--- THINGS TO DO ---
A – Put this sentence from the forum thread about searching squid logs into Spanish: "I abandoned all this keyword_stuff_searching long time ago because even if it would work the user still could use a fantasyproxy somewhere on port 42779 or a vpn as hamachi and then you do what?"
B – Set down the part of the forum thread about searching squid logs that opens with the words containing "2008-06-12 Thread Ralf" and closes with "catch www.m-y.d-i.c-k.a.t.microsoft.com ?".

--- DOCUMENT SECTION ---
——

Re: [squid-users] Searching squid logs for pornographic sites

2008-06-12 Thread Ralf Hildebrandt
* Michel (M) <[EMAIL PROTECTED]>:

> but at the end this entire search might be useless since there is no
> guaranty that www.mynewbabyisborn.org is no porn and that www.butt.com is
> porn, or how do you catch www.m-y.d-i.c-k.a.t.microsoft.com ?

Exactly!!

> I abandoned all this keyword_stuff_searching long time ago because even if
> it would work the user still could use a fantasyproxy somewhere on port
> 42779 or a vpn as hamachi and then you do what?

Yep.

-- 
Ralf Hildebrandt (i.A. des IT-Zentrums) [EMAIL PROTECTED]
Charite - Universitätsmedizin BerlinTel.  +49 (0)30-450 570-155
Gemeinsame Einrichtung von FU- und HU-BerlinFax.  +49 (0)30-450 570-962
IT-Zentrum Standort CBF send no mail to [EMAIL PROTECTED]


Re: [squid-users] Searching squid logs for pornographic sites

2008-06-12 Thread Michel (M)

——

--- GIVEN DATA ---
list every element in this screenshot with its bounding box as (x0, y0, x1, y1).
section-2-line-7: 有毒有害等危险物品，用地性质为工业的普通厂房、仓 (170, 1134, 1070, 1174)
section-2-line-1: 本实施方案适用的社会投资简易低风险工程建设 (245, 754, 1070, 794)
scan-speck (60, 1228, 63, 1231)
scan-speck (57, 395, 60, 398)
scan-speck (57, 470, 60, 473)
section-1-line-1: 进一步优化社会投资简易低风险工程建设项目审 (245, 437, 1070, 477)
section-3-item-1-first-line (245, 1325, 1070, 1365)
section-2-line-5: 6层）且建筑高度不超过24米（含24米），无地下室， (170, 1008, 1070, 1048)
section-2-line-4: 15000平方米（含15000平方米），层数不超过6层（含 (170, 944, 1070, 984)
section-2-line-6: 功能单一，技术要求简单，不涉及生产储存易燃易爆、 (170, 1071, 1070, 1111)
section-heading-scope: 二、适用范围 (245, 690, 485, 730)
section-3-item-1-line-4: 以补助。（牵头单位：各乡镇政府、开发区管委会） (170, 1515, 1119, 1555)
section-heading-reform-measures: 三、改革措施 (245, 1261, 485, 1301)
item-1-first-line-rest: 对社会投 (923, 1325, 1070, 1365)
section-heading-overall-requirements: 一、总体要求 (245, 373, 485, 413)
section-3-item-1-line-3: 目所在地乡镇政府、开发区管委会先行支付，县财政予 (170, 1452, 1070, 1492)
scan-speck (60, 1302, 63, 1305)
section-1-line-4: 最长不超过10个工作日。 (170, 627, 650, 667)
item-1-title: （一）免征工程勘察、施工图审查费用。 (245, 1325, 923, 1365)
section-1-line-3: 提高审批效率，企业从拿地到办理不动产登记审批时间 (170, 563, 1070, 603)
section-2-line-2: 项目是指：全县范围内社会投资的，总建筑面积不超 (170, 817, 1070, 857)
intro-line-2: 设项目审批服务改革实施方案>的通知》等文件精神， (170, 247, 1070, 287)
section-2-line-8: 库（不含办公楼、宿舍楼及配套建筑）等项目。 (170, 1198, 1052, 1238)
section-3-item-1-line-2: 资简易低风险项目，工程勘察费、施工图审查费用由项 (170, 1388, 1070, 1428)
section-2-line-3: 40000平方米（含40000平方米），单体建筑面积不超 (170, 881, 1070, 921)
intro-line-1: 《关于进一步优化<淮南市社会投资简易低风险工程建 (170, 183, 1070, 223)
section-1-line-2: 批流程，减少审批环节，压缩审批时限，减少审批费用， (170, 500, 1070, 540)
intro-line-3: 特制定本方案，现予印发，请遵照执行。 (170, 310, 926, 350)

——

--- EXPECTED ANSWERS ---
A – Abandoné toda esta búsqueda por palabras clave (keyword_stuff_searching) hace mucho tiempo porque, aunque funcionara, el usuario todavía podría usar un proxy cualquiera en algún sitio en el puerto 42779 o una VPN como Hamachi, y entonces ¿qué haces?

B –
2008-06-12 Thread Ralf Hildebrandt
* Michel (M) <[EMAIL PROTECTED]>:

> but at the end this entire search might be useless since there is no
> guaranty that www.mynewbabyisborn.org is no porn and that www.butt.com is
> porn, or how do you catch www.m-y.d-i.c-k.a.t.microsoft.com ?